- _WHAT YOU ARE ASKED TO DO_
Look for the word "that" in each line and report the count of matching lines, with nothing added.

- _DATA FOR THIS EXERCISE_

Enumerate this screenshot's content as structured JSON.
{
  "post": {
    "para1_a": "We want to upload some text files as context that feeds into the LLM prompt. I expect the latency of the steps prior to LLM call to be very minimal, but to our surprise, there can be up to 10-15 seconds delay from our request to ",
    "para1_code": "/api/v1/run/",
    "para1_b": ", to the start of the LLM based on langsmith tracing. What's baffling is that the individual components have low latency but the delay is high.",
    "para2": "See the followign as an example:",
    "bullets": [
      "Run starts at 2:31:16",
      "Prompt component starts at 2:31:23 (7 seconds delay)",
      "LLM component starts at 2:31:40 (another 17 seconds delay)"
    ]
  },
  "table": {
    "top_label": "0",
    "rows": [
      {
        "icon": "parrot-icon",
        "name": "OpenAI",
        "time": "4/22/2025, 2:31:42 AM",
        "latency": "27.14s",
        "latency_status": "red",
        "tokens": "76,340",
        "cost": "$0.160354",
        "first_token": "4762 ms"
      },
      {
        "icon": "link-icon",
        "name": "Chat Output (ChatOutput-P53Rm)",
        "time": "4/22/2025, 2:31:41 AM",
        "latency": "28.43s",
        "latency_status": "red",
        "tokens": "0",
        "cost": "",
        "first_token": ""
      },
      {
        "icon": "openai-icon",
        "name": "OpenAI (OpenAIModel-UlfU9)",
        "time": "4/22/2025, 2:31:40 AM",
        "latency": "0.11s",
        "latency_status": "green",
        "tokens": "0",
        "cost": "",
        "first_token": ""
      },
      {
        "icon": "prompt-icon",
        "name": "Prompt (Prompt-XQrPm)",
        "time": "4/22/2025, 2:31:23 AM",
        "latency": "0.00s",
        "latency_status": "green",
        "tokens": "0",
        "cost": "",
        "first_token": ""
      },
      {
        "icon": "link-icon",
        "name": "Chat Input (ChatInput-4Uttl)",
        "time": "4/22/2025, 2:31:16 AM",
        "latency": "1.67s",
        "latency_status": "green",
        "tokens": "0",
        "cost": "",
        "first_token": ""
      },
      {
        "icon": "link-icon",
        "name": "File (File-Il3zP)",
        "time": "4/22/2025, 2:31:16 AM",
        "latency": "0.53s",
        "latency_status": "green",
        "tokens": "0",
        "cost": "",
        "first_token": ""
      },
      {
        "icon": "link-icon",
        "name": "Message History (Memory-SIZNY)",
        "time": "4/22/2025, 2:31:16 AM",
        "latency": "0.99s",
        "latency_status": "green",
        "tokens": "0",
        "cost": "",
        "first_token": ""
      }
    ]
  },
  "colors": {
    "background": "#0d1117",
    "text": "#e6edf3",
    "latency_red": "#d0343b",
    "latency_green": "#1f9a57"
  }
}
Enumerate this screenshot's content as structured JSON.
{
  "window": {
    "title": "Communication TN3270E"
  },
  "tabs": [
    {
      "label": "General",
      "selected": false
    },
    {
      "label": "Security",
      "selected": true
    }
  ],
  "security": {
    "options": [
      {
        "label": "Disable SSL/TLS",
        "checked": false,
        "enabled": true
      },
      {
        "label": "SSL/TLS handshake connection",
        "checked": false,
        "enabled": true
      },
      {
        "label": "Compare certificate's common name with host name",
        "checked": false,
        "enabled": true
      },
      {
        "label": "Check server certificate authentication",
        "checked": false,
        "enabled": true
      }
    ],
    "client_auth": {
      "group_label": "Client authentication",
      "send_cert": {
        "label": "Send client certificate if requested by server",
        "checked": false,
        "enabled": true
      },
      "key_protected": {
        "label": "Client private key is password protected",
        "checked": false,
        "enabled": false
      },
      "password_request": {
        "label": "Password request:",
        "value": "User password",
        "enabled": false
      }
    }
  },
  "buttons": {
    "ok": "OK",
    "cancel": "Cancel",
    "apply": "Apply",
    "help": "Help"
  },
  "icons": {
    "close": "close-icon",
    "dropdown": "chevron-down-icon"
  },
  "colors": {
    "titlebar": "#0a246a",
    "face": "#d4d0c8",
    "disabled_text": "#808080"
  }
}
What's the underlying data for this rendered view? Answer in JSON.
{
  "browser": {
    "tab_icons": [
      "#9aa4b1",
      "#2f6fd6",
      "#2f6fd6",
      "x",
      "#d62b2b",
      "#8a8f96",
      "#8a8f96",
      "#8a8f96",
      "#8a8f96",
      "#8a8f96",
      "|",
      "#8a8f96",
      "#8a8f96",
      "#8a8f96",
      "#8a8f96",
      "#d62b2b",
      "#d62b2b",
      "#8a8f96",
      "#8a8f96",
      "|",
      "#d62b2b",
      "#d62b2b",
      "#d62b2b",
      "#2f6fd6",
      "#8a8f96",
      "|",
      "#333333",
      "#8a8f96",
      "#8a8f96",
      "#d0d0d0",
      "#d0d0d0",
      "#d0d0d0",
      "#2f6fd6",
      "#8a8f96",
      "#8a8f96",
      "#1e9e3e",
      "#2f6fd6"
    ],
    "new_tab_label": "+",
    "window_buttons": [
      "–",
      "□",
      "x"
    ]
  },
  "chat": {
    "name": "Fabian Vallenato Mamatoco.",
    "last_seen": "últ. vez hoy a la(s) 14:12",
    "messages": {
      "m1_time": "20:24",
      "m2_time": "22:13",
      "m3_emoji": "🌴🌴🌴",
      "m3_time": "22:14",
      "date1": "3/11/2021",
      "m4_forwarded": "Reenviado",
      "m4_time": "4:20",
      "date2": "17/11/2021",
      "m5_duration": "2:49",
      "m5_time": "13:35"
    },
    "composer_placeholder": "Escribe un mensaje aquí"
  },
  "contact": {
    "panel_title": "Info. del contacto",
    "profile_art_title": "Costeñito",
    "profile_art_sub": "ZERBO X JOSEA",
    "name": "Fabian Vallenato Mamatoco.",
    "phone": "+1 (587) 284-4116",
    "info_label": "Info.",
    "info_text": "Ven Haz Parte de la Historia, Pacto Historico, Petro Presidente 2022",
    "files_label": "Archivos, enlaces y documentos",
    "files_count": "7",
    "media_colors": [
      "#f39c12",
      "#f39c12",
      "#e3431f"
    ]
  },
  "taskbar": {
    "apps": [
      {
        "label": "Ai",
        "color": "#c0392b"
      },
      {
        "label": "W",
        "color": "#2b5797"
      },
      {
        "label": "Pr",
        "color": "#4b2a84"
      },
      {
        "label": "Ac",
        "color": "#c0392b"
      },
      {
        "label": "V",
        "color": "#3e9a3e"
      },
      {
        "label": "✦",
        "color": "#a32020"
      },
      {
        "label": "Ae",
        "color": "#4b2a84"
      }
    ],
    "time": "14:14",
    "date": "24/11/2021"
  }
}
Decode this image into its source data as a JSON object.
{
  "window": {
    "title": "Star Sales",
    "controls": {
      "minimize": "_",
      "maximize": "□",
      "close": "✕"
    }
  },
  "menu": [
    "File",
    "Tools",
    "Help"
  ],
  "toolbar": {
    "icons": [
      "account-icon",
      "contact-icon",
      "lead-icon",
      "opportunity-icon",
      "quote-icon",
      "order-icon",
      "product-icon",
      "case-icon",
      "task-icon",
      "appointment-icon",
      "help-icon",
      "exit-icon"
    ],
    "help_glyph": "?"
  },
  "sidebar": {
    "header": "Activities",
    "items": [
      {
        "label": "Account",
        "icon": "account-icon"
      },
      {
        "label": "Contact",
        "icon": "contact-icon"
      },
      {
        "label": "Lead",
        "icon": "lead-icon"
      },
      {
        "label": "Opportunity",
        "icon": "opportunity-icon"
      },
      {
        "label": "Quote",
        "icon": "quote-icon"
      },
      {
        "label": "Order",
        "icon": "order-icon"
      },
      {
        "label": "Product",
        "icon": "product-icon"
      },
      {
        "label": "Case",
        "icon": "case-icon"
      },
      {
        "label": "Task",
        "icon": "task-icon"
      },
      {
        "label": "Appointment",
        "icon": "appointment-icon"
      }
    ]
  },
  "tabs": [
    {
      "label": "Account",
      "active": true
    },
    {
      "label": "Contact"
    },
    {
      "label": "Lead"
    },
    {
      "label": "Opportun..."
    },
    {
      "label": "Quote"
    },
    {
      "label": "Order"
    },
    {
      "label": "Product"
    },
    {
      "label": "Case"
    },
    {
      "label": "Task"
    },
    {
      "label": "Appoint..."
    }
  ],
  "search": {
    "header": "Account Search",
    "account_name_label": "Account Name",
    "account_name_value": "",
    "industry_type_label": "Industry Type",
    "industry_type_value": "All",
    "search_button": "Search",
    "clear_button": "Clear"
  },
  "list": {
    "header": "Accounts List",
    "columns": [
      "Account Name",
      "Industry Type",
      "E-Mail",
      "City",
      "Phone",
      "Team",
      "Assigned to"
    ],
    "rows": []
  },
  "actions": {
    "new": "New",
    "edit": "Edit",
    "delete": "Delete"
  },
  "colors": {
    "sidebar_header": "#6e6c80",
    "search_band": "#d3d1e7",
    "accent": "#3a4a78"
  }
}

- _OUTPUT OF THE TASK_
2